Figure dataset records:
**********
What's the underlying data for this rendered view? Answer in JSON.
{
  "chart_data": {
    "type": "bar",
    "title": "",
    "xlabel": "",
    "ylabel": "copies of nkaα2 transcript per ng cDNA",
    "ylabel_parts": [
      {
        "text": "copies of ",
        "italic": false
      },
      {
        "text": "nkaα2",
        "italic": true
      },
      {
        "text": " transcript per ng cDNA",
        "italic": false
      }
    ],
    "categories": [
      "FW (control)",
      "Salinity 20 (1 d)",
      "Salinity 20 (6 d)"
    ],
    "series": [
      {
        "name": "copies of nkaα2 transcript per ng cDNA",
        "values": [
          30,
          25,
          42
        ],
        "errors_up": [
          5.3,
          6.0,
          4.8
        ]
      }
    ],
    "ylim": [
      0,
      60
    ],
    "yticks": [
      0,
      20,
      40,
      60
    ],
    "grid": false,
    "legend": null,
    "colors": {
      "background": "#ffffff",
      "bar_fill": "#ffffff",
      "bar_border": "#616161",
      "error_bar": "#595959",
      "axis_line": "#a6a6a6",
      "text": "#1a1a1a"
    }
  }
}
**********
(WRITTEN REQUEST): Could you reproduce every record above exactly as it appears?

(RESPONSE FOR THIS EXERCISE):
What's the underlying data for this rendered view? Answer in JSON.
{
  "chart_data": {
    "type": "bar",
    "title": "",
    "xlabel": "",
    "ylabel": "copies of nkaα2 transcript per ng cDNA",
    "ylabel_parts": [
      {
        "text": "copies of ",
        "italic": false
      },
      {
        "text": "nkaα2",
        "italic": true
      },
      {
        "text": " transcript per ng cDNA",
        "italic": false
      }
    ],
    "categories": [
      "FW (control)",
      "Salinity 20 (1 d)",
      "Salinity 20 (6 d)"
    ],
    "series": [
      {
        "name": "copies of nkaα2 transcript per ng cDNA",
        "values": [
          30,
          25,
          42
        ],
        "errors_up": [
          5.3,
          6.0,
          4.8
        ]
      }
    ],
    "ylim": [
      0,
      60
    ],
    "yticks": [
      0,
      20,
      40,
      60
    ],
    "grid": false,
    "legend": null,
    "colors": {
      "background": "#ffffff",
      "bar_fill": "#ffffff",
      "bar_border": "#616161",
      "error_bar": "#595959",
      "axis_line": "#a6a6a6",
      "text": "#1a1a1a"
    }
  }
}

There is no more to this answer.